*Figure collection entries*.

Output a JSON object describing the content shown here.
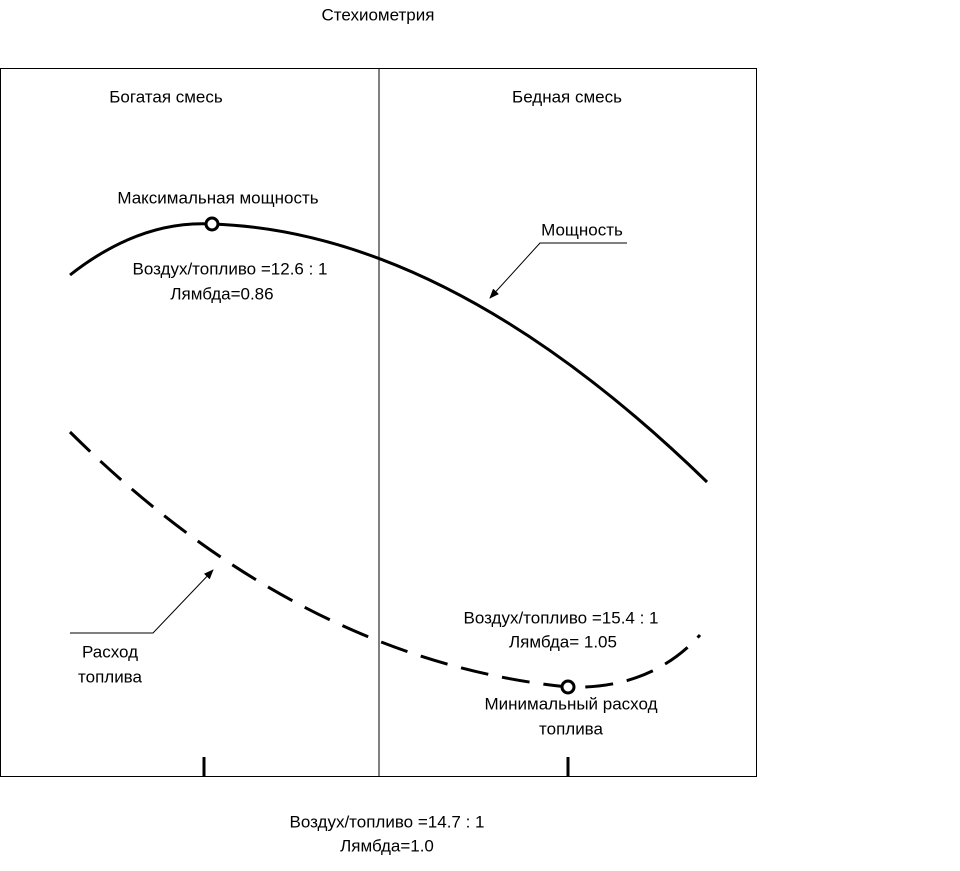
{
  "title": "Стехиометрия",
  "regions": {
    "rich": "Богатая смесь",
    "lean": "Бедная смесь"
  },
  "power": {
    "label": "Мощность",
    "max_label": "Максимальная мощность",
    "ratio": "Воздух/топливо =12.6 : 1",
    "lambda": "Лямбда=0.86"
  },
  "fuel": {
    "label_line1": "Расход",
    "label_line2": "топлива",
    "min_line1": "Минимальный расход",
    "min_line2": "топлива",
    "ratio": "Воздух/топливо =15.4 : 1",
    "lambda": "Лямбда= 1.05"
  },
  "stoich": {
    "ratio": "Воздух/топливо =14.7 : 1",
    "lambda": "Лямбда=1.0"
  }
}
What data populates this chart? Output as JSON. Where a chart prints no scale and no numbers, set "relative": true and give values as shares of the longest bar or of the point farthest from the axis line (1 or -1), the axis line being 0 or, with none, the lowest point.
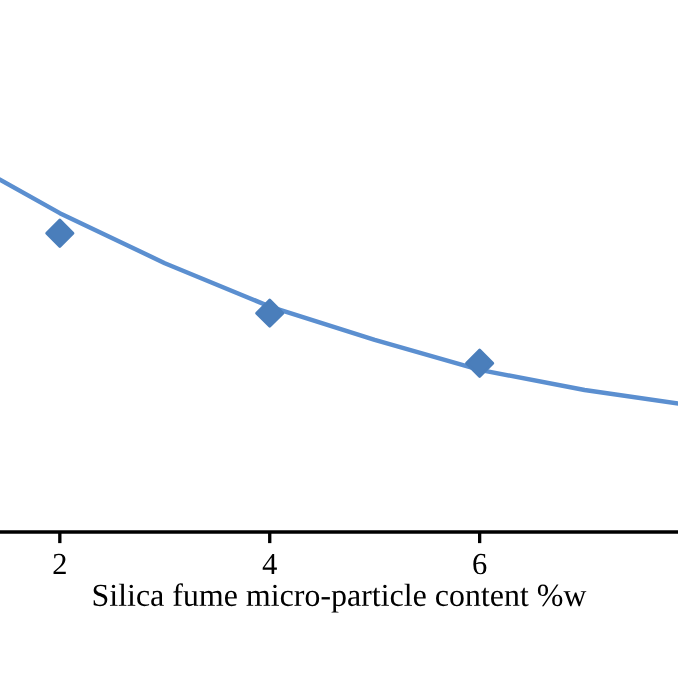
{
  "chart_data": {
    "type": "scatter",
    "xlabel": "Silica fume micro-particle content %w",
    "relative": true,
    "xlim": [
      1.43,
      7.89
    ],
    "xticks": [
      2,
      4,
      6
    ],
    "grid": false,
    "legend": false,
    "tick_labels": "x",
    "series": [
      {
        "color": "#4a7ebb",
        "marker": "diamond",
        "x": [
          2,
          4,
          6
        ],
        "values": [
          0.848,
          0.621,
          0.479
        ]
      },
      {
        "type": "line",
        "color": "#5b8fd0",
        "marker": "none",
        "line_style": "solid",
        "x": [
          1.43,
          2,
          3,
          4,
          5,
          6,
          7,
          7.89
        ],
        "values": [
          1.0,
          0.905,
          0.763,
          0.64,
          0.545,
          0.46,
          0.403,
          0.365
        ]
      }
    ]
  }
}
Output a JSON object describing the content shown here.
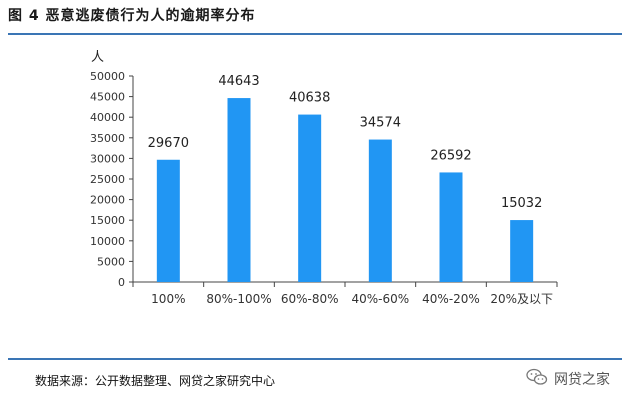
{
  "figure": {
    "title": "图 4   恶意逃废债行为人的逾期率分布",
    "source": "数据来源：公开数据整理、网贷之家研究中心",
    "watermark": "网贷之家"
  },
  "colors": {
    "bar": "#2196f3",
    "rule": "#3a75b5",
    "axis": "#444444"
  },
  "chart_data": {
    "type": "bar",
    "ylabel": "人",
    "ylim": [
      0,
      50000
    ],
    "yticks": [
      0,
      5000,
      10000,
      15000,
      20000,
      25000,
      30000,
      35000,
      40000,
      45000,
      50000
    ],
    "categories": [
      "100%",
      "80%-100%",
      "60%-80%",
      "40%-60%",
      "40%-20%",
      "20%及以下"
    ],
    "values": [
      29670,
      44643,
      40638,
      34574,
      26592,
      15032
    ],
    "data_labels": true,
    "grid": false
  }
}
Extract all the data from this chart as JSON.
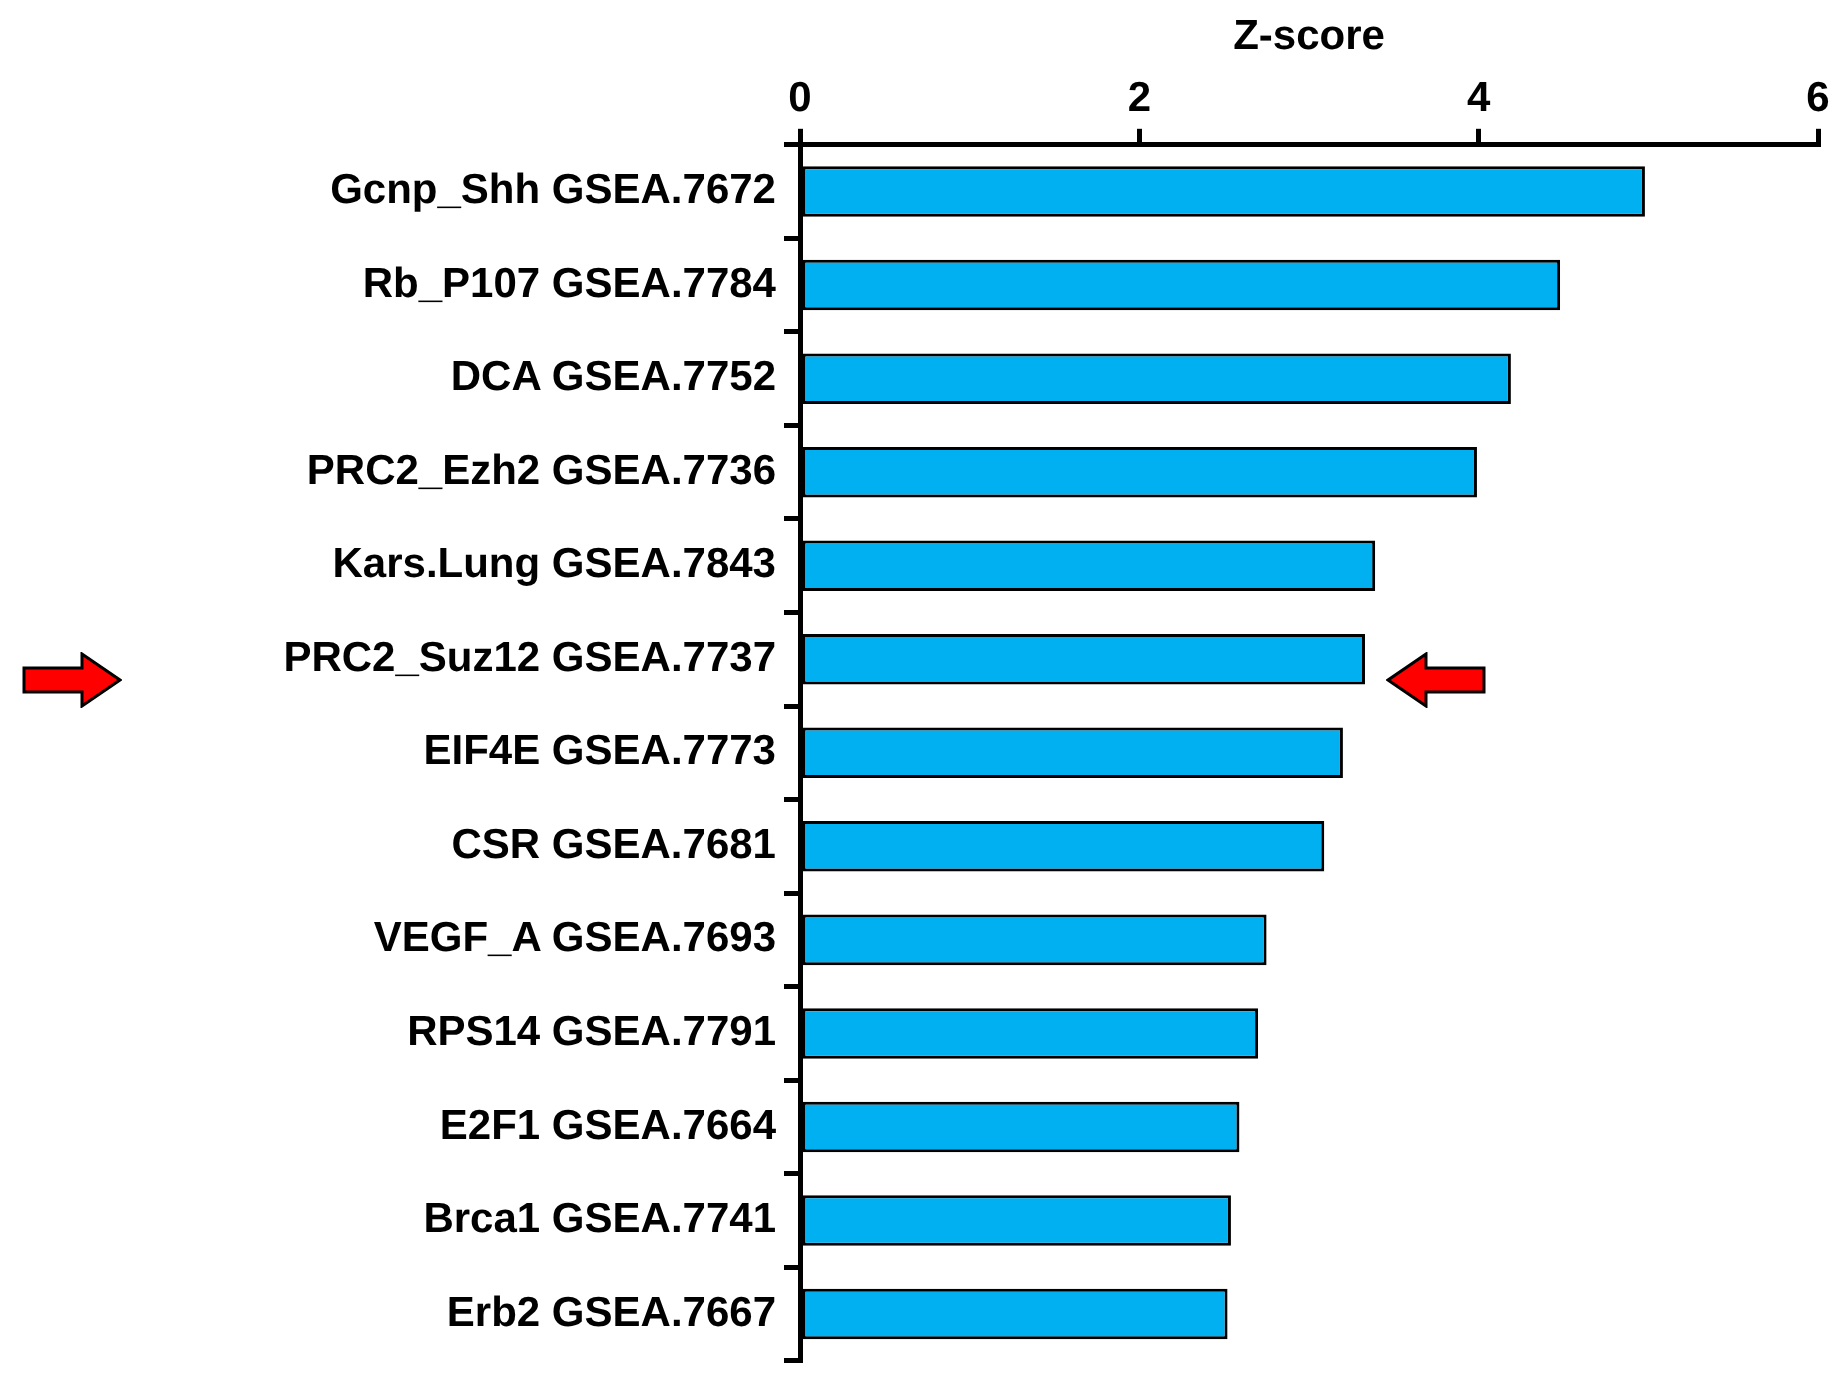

*Objective*. The data above should be repeated exactly, minus any pictures.

*Response to the task*.
Output a JSON object describing the content shown here.
{
  "title": "Стехиометрия",
  "regions": {
    "rich": "Богатая смесь",
    "lean": "Бедная смесь"
  },
  "power": {
    "label": "Мощность",
    "max_label": "Максимальная мощность",
    "ratio": "Воздух/топливо =12.6 : 1",
    "lambda": "Лямбда=0.86"
  },
  "fuel": {
    "label_line1": "Расход",
    "label_line2": "топлива",
    "min_line1": "Минимальный расход",
    "min_line2": "топлива",
    "ratio": "Воздух/топливо =15.4 : 1",
    "lambda": "Лямбда= 1.05"
  },
  "stoich": {
    "ratio": "Воздух/топливо =14.7 : 1",
    "lambda": "Лямбда=1.0"
  }
}
What data populates this chart? Output as JSON. Where a chart prints no scale and no numbers, set "relative": true and give values as shares of the longest bar or of the point farthest from the axis line (1 or -1), the axis line being 0 or, with none, the lowest point.
{
  "chart_data": {
    "type": "scatter",
    "xlabel": "Silica fume micro-particle content %w",
    "relative": true,
    "xlim": [
      1.43,
      7.89
    ],
    "xticks": [
      2,
      4,
      6
    ],
    "grid": false,
    "legend": false,
    "tick_labels": "x",
    "series": [
      {
        "color": "#4a7ebb",
        "marker": "diamond",
        "x": [
          2,
          4,
          6
        ],
        "values": [
          0.848,
          0.621,
          0.479
        ]
      },
      {
        "type": "line",
        "color": "#5b8fd0",
        "marker": "none",
        "line_style": "solid",
        "x": [
          1.43,
          2,
          3,
          4,
          5,
          6,
          7,
          7.89
        ],
        "values": [
          1.0,
          0.905,
          0.763,
          0.64,
          0.545,
          0.46,
          0.403,
          0.365
        ]
      }
    ]
  }
}
Output a JSON object describing the content shown here.
{
  "figure": {
    "title": "图 4   恶意逃废债行为人的逾期率分布",
    "source": "数据来源：公开数据整理、网贷之家研究中心",
    "watermark": "网贷之家"
  },
  "colors": {
    "bar": "#2196f3",
    "rule": "#3a75b5",
    "axis": "#444444"
  },
  "chart_data": {
    "type": "bar",
    "ylabel": "人",
    "ylim": [
      0,
      50000
    ],
    "yticks": [
      0,
      5000,
      10000,
      15000,
      20000,
      25000,
      30000,
      35000,
      40000,
      45000,
      50000
    ],
    "categories": [
      "100%",
      "80%-100%",
      "60%-80%",
      "40%-60%",
      "40%-20%",
      "20%及以下"
    ],
    "values": [
      29670,
      44643,
      40638,
      34574,
      26592,
      15032
    ],
    "data_labels": true,
    "grid": false
  }
}
Extract all the data from this chart as JSON.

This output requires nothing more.